## What is being asked
Write out the thread affinity excerpt word for word between "Here is a small" and "point 7 (below).", inclusive.

## Extracted text
Here is a small excerpt from a white paper that will help answer your questions. More information about setting the thread affinity through the OpenMP runtime can be found in point 7 (below).
1 Why Worry ‘Bout a Thing?
On a single die Intel® Xeon® processor based system, pinning threads to cores is often only a minor optimization, since the shared L3 cache provides fast inter-thread communication between all the threads. However, on Intel Xeon Phi coprocessor there is no shared L3 cache and it is therefore more important to ensure that threads stay near the caches that contain the data they have touched, and aren’t moved around by the OS. The way to achieve that is to force thread affinity.
2 Linux* Affinity Calls
Inside the kernel Linux maintains a cpu_set_t for each thread. This is a set of integers (implemented as a bitset) that contains the logical CPUs on which the thread can be run. When a thread is created (as a result of a fork() or pthread_create() call) it inherits its affinity from its parent (the thread that made the creation call). The logical CPU numbers used here align with those used by the kernel elsewhere, for instance in /proc/cpuinfo.
Threads can change their affinity by using the sched_setaffinity() call, and discover their existing affinity using sched_getaffinity() (documented in the same place). sched_setaffinity() lets you force the affinity to any value you choose; by using it you can escape the affinity that you started with, allowing your thread to run on parts of the machine that its parent could not run on, though doing that is rather bad manners unless you really know everything that is running on the machine. (Hint, you probably don’t know that even if you think you do!)

## Recorded data

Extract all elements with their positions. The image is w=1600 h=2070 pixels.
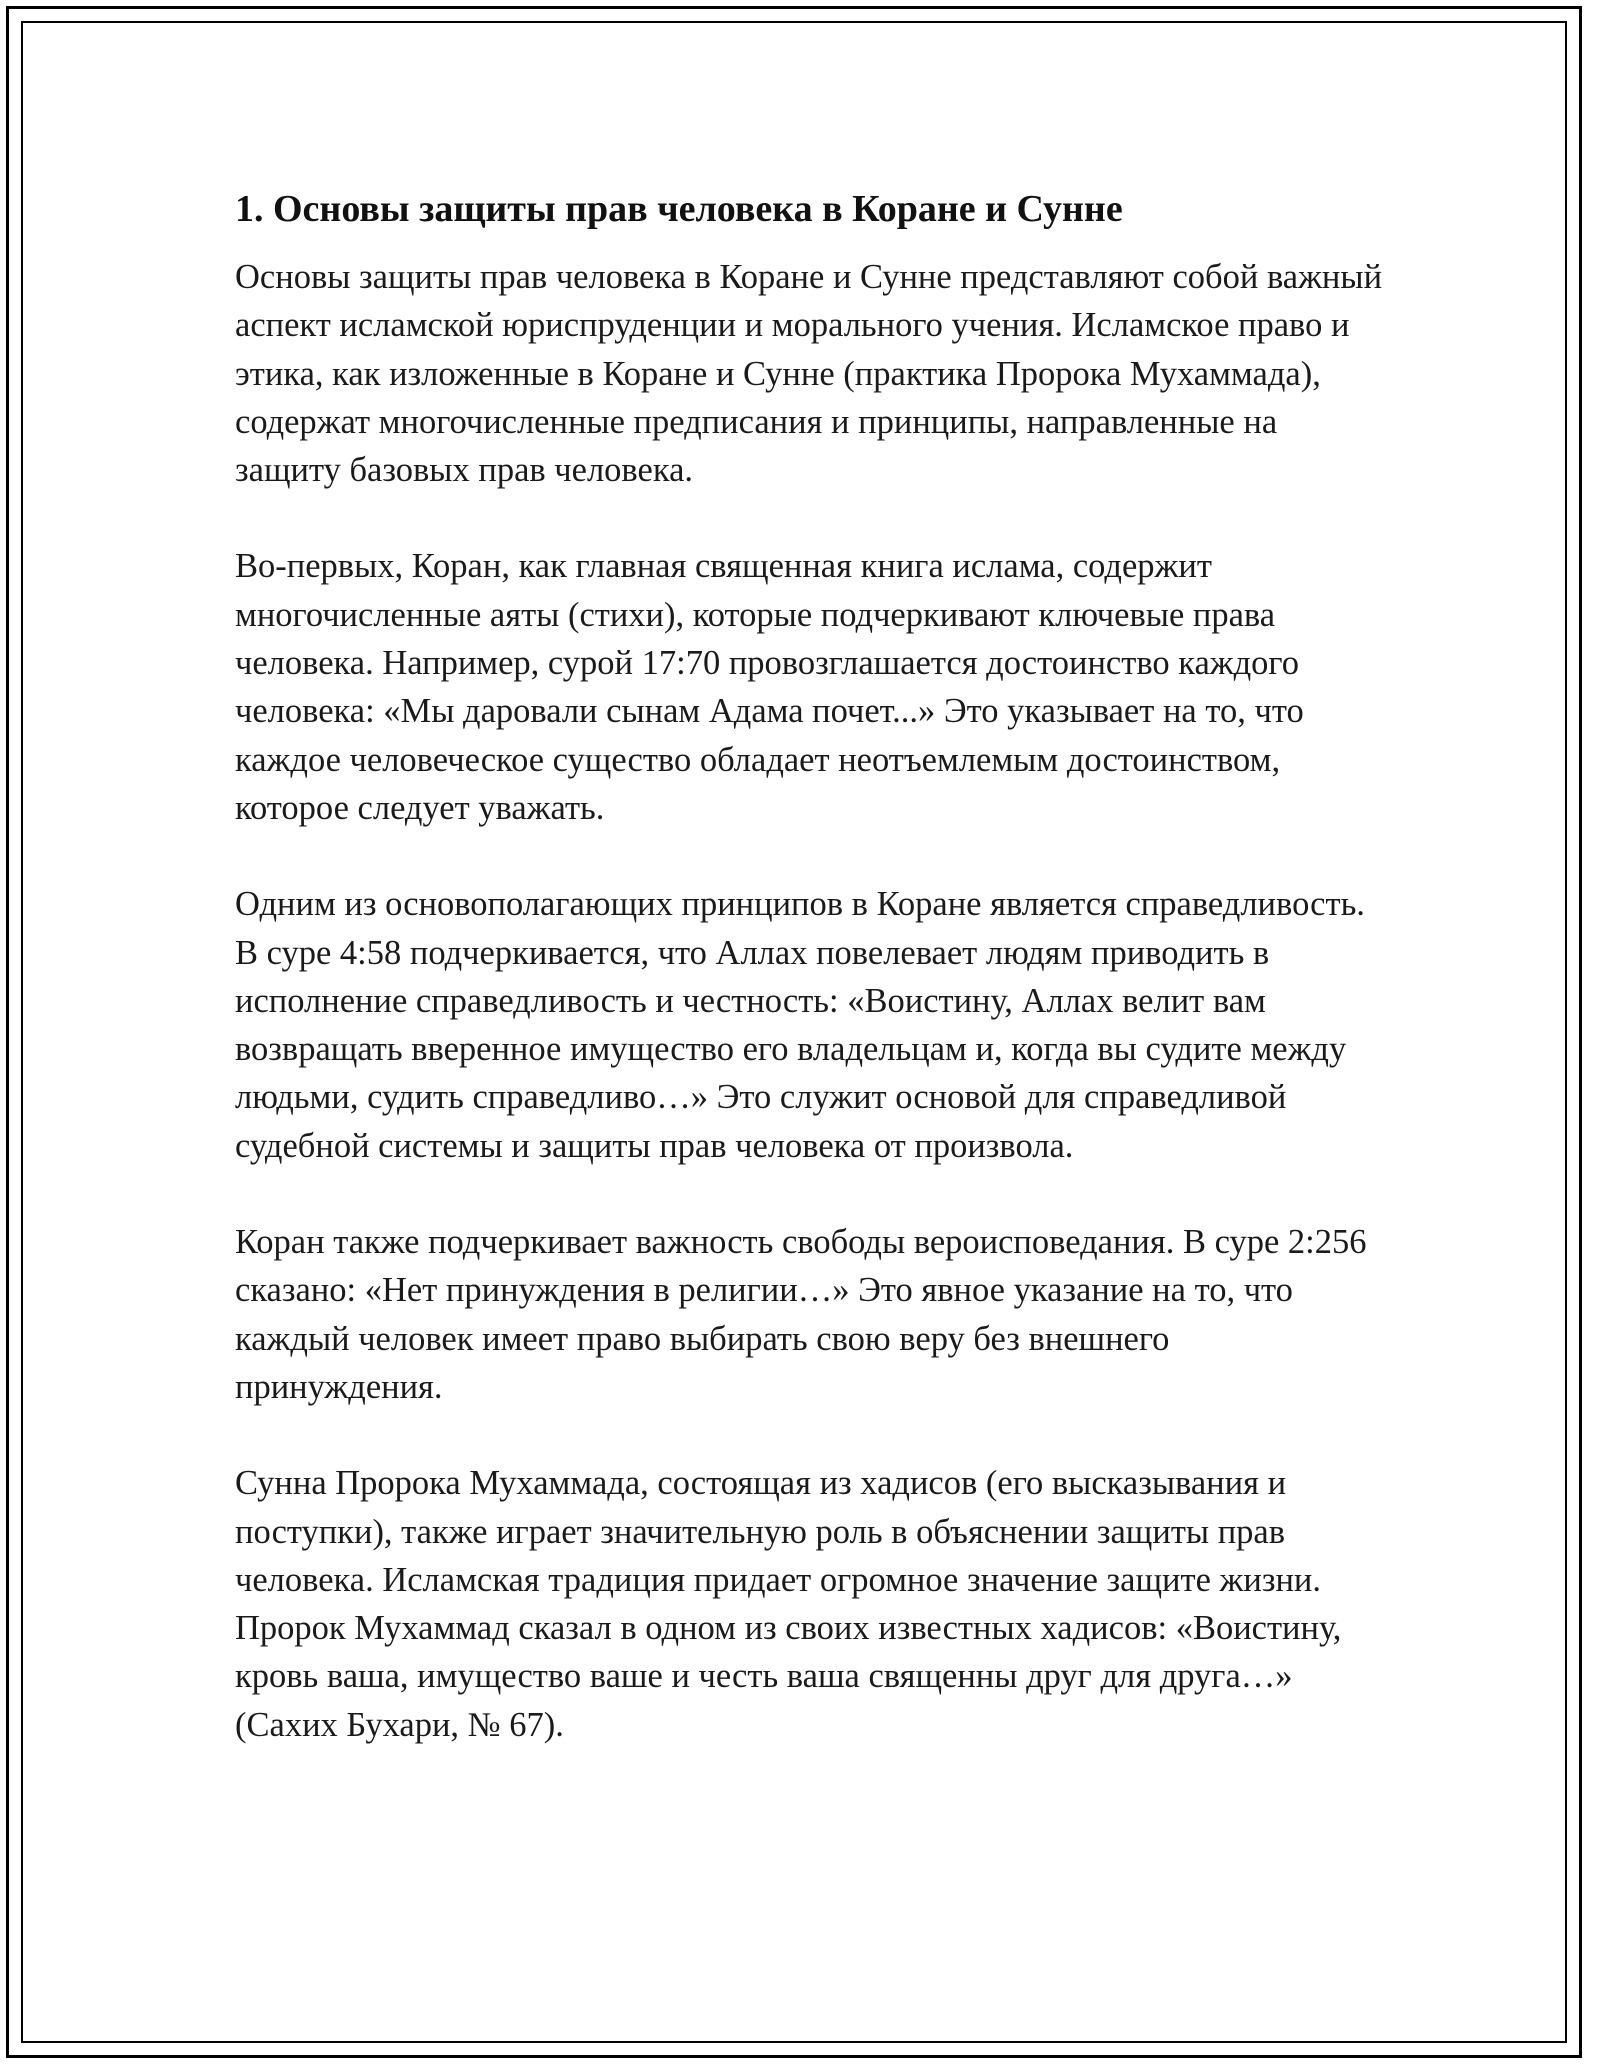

## Written answer
Here is a small excerpt from a white paper that will help answer your questions. More information about setting the thread affinity through the OpenMP runtime can be found in point 7 (below).